> Data entries

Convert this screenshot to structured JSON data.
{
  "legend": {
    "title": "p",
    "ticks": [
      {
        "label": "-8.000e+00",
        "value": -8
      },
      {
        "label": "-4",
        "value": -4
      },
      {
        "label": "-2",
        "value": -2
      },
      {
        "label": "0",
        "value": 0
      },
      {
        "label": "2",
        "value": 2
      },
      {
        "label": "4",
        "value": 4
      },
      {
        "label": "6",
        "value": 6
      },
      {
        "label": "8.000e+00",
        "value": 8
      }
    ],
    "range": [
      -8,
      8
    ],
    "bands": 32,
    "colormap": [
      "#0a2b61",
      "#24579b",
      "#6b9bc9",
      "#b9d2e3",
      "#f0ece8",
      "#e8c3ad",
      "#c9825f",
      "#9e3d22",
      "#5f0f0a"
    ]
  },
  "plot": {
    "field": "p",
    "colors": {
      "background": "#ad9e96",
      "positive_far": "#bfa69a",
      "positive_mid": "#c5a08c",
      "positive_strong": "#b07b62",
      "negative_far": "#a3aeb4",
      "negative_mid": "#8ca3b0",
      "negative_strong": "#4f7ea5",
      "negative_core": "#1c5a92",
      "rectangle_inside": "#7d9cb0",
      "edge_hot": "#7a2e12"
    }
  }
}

> What you have to do
Repeat each entry word for word.

> Completed task
Convert this screenshot to structured JSON data.
{
  "legend": {
    "title": "p",
    "ticks": [
      {
        "label": "-8.000e+00",
        "value": -8
      },
      {
        "label": "-4",
        "value": -4
      },
      {
        "label": "-2",
        "value": -2
      },
      {
        "label": "0",
        "value": 0
      },
      {
        "label": "2",
        "value": 2
      },
      {
        "label": "4",
        "value": 4
      },
      {
        "label": "6",
        "value": 6
      },
      {
        "label": "8.000e+00",
        "value": 8
      }
    ],
    "range": [
      -8,
      8
    ],
    "bands": 32,
    "colormap": [
      "#0a2b61",
      "#24579b",
      "#6b9bc9",
      "#b9d2e3",
      "#f0ece8",
      "#e8c3ad",
      "#c9825f",
      "#9e3d22",
      "#5f0f0a"
    ]
  },
  "plot": {
    "field": "p",
    "colors": {
      "background": "#ad9e96",
      "positive_far": "#bfa69a",
      "positive_mid": "#c5a08c",
      "positive_strong": "#b07b62",
      "negative_far": "#a3aeb4",
      "negative_mid": "#8ca3b0",
      "negative_strong": "#4f7ea5",
      "negative_core": "#1c5a92",
      "rectangle_inside": "#7d9cb0",
      "edge_hot": "#7a2e12"
    }
  }
}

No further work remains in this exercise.